* Directions: Copy whichever lines contain the string "digital".

* Records for the exercise:
• • • • •

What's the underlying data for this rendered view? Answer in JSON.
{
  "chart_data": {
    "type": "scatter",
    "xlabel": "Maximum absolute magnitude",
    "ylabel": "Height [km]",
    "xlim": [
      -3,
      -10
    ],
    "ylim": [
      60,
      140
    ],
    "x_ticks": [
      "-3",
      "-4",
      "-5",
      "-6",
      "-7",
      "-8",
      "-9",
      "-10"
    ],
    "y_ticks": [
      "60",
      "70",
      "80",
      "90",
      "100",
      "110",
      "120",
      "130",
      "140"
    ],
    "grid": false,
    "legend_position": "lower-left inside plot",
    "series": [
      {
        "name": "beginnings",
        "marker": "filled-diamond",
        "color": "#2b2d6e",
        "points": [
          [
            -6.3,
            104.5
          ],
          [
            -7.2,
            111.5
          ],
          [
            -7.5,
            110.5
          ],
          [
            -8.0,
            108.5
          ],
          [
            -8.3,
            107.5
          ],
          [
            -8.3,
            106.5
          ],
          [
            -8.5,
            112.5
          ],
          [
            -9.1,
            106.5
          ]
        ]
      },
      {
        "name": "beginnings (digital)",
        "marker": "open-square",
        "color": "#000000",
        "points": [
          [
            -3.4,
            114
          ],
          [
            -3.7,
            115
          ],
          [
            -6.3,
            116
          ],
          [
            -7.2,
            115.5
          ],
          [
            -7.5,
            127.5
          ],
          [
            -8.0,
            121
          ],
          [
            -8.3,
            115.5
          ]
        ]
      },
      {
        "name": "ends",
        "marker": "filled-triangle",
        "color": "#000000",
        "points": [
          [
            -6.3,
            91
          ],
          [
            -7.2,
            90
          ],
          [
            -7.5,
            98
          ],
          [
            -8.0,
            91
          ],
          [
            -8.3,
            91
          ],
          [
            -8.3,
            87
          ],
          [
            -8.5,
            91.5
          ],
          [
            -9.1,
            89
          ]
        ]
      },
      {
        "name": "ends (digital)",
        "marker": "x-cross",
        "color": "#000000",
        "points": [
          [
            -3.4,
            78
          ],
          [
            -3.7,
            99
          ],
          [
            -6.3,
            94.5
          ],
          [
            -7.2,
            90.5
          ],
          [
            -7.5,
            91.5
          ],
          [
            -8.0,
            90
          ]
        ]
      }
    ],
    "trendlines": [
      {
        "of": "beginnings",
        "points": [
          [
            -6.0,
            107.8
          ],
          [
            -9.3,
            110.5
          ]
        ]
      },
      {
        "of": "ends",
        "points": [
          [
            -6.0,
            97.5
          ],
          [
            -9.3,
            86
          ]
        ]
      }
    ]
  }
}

• • • • •

* Result of the task:
        "name": "beginnings (digital)",
        "name": "ends (digital)",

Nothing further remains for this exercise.